Material shown ▸

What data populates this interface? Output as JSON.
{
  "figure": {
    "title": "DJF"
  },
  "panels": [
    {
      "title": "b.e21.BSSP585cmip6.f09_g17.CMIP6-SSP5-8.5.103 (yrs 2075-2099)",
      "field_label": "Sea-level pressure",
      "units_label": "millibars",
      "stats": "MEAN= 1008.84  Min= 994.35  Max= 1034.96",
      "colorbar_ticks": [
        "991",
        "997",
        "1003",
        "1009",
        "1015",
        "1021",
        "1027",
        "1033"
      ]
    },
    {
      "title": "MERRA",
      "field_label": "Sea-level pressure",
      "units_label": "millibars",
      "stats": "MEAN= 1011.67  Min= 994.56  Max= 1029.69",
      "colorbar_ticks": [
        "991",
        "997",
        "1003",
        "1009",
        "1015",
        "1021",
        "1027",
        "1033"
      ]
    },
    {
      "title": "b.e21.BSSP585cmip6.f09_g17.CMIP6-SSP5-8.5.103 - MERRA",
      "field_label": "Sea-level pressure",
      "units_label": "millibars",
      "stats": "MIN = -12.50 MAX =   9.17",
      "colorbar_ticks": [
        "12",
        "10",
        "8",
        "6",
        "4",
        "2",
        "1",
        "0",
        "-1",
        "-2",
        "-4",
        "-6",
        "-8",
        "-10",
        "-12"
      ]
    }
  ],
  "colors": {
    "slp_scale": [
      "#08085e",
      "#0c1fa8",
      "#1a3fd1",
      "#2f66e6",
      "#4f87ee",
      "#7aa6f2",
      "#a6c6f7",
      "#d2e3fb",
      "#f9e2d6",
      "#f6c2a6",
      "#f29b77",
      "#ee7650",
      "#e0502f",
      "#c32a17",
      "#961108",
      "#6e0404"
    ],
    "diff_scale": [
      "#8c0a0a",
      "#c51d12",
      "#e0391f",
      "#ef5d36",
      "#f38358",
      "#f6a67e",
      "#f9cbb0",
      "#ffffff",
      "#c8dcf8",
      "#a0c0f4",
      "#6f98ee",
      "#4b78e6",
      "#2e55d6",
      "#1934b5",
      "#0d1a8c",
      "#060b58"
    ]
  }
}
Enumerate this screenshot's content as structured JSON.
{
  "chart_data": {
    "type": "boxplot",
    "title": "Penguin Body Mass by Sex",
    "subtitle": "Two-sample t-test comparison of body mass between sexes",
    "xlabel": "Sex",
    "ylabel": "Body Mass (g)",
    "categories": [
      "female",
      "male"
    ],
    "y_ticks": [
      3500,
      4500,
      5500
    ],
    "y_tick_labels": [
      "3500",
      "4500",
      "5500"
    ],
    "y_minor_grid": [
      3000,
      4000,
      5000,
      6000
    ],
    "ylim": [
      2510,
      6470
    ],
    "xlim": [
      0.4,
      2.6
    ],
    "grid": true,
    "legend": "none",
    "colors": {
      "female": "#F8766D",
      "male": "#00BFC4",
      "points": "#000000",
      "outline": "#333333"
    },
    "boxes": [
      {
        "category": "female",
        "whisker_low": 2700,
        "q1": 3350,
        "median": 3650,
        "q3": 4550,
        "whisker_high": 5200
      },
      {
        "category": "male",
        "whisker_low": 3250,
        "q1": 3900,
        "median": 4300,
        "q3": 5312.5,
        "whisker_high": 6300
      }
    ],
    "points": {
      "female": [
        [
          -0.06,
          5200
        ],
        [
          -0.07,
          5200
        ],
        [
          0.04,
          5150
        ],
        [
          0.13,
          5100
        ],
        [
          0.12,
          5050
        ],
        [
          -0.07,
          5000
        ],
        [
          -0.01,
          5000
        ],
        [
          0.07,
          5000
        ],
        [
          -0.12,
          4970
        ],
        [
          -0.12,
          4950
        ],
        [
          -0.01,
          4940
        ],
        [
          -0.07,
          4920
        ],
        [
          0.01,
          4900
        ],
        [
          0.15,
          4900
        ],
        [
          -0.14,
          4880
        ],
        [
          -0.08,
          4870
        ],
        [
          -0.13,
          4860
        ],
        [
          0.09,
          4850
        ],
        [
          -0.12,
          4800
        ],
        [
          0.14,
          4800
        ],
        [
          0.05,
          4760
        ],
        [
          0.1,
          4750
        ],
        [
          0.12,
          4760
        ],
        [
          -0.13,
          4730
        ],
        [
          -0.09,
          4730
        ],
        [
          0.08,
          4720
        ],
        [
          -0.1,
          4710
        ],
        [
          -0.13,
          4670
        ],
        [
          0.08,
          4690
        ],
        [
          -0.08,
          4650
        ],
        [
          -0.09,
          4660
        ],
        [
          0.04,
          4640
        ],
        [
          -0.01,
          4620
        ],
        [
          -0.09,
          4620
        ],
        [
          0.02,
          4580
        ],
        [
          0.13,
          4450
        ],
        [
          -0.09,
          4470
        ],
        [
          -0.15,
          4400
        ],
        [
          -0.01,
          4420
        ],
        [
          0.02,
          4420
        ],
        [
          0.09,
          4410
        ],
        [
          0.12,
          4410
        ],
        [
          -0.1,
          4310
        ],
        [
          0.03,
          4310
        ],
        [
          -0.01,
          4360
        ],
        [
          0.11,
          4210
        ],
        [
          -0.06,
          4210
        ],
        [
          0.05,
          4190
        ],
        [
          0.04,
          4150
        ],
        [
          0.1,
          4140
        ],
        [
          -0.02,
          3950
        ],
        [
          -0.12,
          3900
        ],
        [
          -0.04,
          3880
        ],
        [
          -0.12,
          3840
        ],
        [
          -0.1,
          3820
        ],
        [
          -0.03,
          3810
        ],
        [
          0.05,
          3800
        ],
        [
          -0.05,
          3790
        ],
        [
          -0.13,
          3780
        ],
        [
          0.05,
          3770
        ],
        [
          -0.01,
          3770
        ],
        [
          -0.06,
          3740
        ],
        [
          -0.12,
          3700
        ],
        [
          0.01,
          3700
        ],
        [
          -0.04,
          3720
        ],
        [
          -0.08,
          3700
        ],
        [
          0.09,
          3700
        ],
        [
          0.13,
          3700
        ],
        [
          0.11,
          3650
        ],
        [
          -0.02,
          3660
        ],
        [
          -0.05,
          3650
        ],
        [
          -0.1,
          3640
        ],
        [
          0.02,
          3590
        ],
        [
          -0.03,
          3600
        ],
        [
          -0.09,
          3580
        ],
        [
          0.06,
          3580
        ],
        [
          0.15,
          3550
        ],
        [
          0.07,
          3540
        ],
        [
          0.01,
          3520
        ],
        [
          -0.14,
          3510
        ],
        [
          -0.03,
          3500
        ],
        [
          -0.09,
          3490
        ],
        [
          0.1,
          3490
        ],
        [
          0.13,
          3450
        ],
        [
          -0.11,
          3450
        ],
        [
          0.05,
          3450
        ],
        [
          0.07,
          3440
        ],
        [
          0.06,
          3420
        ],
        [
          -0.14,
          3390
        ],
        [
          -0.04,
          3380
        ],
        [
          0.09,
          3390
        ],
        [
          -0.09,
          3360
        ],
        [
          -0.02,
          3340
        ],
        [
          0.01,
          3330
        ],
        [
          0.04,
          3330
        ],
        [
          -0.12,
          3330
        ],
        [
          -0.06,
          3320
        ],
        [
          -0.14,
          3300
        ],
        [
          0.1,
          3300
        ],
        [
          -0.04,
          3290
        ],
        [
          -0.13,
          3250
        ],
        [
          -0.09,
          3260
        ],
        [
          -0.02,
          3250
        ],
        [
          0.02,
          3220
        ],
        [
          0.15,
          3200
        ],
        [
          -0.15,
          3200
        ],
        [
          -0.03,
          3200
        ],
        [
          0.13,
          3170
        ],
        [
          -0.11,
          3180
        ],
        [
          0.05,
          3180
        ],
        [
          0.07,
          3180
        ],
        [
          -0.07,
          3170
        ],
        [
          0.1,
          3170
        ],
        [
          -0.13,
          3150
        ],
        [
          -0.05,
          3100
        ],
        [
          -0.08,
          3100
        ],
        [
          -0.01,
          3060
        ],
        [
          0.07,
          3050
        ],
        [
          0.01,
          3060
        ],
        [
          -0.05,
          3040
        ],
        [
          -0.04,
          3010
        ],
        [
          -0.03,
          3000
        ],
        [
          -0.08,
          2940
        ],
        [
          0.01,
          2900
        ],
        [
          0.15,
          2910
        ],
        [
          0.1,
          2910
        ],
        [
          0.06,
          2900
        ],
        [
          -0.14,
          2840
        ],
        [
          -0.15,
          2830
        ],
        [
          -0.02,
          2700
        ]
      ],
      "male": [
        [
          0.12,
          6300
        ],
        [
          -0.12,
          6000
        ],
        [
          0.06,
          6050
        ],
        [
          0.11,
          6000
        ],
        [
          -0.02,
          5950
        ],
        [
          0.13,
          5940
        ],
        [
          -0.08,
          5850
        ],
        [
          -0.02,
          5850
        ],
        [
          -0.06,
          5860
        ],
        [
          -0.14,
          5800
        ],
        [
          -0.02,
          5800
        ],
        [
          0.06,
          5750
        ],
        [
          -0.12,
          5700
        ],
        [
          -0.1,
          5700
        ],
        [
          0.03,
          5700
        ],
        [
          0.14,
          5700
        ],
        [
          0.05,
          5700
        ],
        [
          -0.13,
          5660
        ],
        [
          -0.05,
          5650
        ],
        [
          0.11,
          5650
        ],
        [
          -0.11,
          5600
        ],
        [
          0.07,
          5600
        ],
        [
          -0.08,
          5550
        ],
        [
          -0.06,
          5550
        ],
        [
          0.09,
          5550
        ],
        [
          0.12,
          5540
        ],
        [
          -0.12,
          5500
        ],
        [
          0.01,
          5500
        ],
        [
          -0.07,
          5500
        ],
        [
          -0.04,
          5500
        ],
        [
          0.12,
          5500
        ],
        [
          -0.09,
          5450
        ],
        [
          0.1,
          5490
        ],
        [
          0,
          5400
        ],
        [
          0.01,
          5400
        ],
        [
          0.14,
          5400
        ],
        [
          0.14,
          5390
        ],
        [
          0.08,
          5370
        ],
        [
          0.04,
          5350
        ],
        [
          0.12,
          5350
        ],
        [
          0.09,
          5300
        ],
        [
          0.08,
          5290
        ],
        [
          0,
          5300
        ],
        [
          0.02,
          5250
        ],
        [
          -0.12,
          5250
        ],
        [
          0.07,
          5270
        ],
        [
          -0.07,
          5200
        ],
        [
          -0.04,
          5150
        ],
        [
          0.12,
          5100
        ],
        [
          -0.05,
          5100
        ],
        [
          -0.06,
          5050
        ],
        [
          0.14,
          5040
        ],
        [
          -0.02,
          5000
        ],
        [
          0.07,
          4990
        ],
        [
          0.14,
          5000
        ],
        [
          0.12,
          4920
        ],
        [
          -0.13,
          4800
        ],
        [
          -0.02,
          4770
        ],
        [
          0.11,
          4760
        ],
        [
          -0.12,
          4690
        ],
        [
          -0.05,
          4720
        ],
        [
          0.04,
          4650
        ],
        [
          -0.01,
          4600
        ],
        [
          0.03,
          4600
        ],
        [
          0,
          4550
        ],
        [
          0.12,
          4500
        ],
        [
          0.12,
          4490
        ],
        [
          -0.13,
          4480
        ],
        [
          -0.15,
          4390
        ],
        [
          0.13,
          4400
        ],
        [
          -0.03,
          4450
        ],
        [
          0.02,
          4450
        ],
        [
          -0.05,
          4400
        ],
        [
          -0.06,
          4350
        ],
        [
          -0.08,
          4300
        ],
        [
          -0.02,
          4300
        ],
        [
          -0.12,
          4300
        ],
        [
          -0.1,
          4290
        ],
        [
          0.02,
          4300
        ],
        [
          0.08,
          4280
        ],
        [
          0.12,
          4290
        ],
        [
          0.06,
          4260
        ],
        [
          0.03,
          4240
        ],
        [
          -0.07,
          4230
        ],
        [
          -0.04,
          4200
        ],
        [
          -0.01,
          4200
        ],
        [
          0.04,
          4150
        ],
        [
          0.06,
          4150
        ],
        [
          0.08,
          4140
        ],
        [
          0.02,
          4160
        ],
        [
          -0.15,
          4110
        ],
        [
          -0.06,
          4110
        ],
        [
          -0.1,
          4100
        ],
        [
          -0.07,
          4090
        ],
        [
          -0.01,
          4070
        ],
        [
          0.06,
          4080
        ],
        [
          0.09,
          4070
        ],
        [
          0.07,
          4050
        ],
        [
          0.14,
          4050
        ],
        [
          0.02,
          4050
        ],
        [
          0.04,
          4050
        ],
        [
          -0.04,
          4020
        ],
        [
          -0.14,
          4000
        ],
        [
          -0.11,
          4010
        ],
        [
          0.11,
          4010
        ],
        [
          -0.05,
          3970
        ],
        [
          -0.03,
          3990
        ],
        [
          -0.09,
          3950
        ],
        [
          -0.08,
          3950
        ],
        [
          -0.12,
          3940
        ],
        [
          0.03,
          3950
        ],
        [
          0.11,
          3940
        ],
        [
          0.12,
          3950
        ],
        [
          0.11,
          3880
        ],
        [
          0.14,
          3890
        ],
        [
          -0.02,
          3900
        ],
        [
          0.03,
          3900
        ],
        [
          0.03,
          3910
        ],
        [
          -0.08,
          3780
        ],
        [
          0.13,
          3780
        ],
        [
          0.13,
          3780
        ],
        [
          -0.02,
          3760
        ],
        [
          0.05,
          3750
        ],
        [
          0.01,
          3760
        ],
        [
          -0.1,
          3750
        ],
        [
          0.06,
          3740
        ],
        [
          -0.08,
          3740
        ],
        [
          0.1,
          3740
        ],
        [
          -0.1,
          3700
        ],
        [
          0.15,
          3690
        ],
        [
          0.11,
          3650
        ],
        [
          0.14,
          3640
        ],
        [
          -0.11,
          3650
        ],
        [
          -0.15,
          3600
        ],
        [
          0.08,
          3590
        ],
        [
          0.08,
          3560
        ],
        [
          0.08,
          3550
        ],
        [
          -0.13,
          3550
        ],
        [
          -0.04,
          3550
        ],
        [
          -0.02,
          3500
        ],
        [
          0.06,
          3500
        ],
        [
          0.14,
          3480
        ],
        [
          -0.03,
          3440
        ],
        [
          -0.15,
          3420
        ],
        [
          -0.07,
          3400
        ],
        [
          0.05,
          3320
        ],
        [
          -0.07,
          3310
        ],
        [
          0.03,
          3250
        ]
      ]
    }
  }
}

Task to complete ▸ Copy every line of the records above that holds the word "this".

Reply to the task ▸
What data populates this interface? Output as JSON.
Enumerate this screenshot's content as structured JSON.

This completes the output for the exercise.